◆ Your task: Reproduce the material in full, unchanged.

◆ Provided material:
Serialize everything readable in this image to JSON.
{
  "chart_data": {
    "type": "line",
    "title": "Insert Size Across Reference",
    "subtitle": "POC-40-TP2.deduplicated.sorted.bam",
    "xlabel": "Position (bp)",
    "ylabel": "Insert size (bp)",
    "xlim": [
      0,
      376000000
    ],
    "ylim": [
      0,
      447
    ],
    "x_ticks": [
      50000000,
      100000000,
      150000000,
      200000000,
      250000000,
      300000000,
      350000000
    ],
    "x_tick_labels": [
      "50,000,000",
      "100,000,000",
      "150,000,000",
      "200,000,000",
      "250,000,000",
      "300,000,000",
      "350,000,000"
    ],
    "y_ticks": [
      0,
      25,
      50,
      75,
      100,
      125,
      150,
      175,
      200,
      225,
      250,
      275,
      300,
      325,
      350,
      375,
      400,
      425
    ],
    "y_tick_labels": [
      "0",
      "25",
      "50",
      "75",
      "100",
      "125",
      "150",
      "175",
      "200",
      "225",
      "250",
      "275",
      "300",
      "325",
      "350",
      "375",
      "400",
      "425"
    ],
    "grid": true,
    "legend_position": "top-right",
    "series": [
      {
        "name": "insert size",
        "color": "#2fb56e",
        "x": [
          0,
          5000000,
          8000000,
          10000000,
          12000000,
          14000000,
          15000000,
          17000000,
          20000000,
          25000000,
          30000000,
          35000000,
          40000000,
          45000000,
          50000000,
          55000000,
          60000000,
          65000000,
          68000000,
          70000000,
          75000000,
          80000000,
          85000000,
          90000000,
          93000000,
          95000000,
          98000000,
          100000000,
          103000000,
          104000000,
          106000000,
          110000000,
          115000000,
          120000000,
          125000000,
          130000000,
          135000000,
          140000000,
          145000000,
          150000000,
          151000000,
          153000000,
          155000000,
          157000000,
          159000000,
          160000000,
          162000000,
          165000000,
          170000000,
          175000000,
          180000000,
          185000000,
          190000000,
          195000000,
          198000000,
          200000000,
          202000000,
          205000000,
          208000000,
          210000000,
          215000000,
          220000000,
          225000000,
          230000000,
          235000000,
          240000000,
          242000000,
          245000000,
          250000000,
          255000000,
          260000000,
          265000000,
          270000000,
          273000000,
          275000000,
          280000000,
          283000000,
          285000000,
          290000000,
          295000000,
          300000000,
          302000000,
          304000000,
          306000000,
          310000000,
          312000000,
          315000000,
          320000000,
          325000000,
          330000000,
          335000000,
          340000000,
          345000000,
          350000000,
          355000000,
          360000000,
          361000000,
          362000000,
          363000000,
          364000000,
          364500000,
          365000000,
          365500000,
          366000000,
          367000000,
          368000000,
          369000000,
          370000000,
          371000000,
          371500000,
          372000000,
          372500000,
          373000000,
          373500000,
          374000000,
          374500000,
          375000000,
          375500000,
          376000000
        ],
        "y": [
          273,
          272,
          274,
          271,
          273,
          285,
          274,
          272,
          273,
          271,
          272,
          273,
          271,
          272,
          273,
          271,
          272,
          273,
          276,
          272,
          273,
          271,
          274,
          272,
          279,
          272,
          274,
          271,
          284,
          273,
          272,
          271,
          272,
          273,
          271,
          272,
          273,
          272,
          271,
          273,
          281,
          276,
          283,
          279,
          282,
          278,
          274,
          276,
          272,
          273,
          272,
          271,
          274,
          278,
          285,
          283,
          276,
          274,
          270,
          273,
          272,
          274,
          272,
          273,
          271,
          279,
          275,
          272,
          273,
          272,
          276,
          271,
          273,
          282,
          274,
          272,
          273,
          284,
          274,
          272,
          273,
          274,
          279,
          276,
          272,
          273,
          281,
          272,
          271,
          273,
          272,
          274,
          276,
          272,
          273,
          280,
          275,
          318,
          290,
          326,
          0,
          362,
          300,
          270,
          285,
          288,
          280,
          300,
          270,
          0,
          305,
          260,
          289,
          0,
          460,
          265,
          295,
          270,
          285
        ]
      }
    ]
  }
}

◆ Written response:
Serialize everything readable in this image to JSON.
{
  "chart_data": {
    "type": "line",
    "title": "Insert Size Across Reference",
    "subtitle": "POC-40-TP2.deduplicated.sorted.bam",
    "xlabel": "Position (bp)",
    "ylabel": "Insert size (bp)",
    "xlim": [
      0,
      376000000
    ],
    "ylim": [
      0,
      447
    ],
    "x_ticks": [
      50000000,
      100000000,
      150000000,
      200000000,
      250000000,
      300000000,
      350000000
    ],
    "x_tick_labels": [
      "50,000,000",
      "100,000,000",
      "150,000,000",
      "200,000,000",
      "250,000,000",
      "300,000,000",
      "350,000,000"
    ],
    "y_ticks": [
      0,
      25,
      50,
      75,
      100,
      125,
      150,
      175,
      200,
      225,
      250,
      275,
      300,
      325,
      350,
      375,
      400,
      425
    ],
    "y_tick_labels": [
      "0",
      "25",
      "50",
      "75",
      "100",
      "125",
      "150",
      "175",
      "200",
      "225",
      "250",
      "275",
      "300",
      "325",
      "350",
      "375",
      "400",
      "425"
    ],
    "grid": true,
    "legend_position": "top-right",
    "series": [
      {
        "name": "insert size",
        "color": "#2fb56e",
        "x": [
          0,
          5000000,
          8000000,
          10000000,
          12000000,
          14000000,
          15000000,
          17000000,
          20000000,
          25000000,
          30000000,
          35000000,
          40000000,
          45000000,
          50000000,
          55000000,
          60000000,
          65000000,
          68000000,
          70000000,
          75000000,
          80000000,
          85000000,
          90000000,
          93000000,
          95000000,
          98000000,
          100000000,
          103000000,
          104000000,
          106000000,
          110000000,
          115000000,
          120000000,
          125000000,
          130000000,
          135000000,
          140000000,
          145000000,
          150000000,
          151000000,
          153000000,
          155000000,
          157000000,
          159000000,
          160000000,
          162000000,
          165000000,
          170000000,
          175000000,
          180000000,
          185000000,
          190000000,
          195000000,
          198000000,
          200000000,
          202000000,
          205000000,
          208000000,
          210000000,
          215000000,
          220000000,
          225000000,
          230000000,
          235000000,
          240000000,
          242000000,
          245000000,
          250000000,
          255000000,
          260000000,
          265000000,
          270000000,
          273000000,
          275000000,
          280000000,
          283000000,
          285000000,
          290000000,
          295000000,
          300000000,
          302000000,
          304000000,
          306000000,
          310000000,
          312000000,
          315000000,
          320000000,
          325000000,
          330000000,
          335000000,
          340000000,
          345000000,
          350000000,
          355000000,
          360000000,
          361000000,
          362000000,
          363000000,
          364000000,
          364500000,
          365000000,
          365500000,
          366000000,
          367000000,
          368000000,
          369000000,
          370000000,
          371000000,
          371500000,
          372000000,
          372500000,
          373000000,
          373500000,
          374000000,
          374500000,
          375000000,
          375500000,
          376000000
        ],
        "y": [
          273,
          272,
          274,
          271,
          273,
          285,
          274,
          272,
          273,
          271,
          272,
          273,
          271,
          272,
          273,
          271,
          272,
          273,
          276,
          272,
          273,
          271,
          274,
          272,
          279,
          272,
          274,
          271,
          284,
          273,
          272,
          271,
          272,
          273,
          271,
          272,
          273,
          272,
          271,
          273,
          281,
          276,
          283,
          279,
          282,
          278,
          274,
          276,
          272,
          273,
          272,
          271,
          274,
          278,
          285,
          283,
          276,
          274,
          270,
          273,
          272,
          274,
          272,
          273,
          271,
          279,
          275,
          272,
          273,
          272,
          276,
          271,
          273,
          282,
          274,
          272,
          273,
          284,
          274,
          272,
          273,
          274,
          279,
          276,
          272,
          273,
          281,
          272,
          271,
          273,
          272,
          274,
          276,
          272,
          273,
          280,
          275,
          318,
          290,
          326,
          0,
          362,
          300,
          270,
          285,
          288,
          280,
          300,
          270,
          0,
          305,
          260,
          289,
          0,
          460,
          265,
          295,
          270,
          285
        ]
      }
    ]
  }
}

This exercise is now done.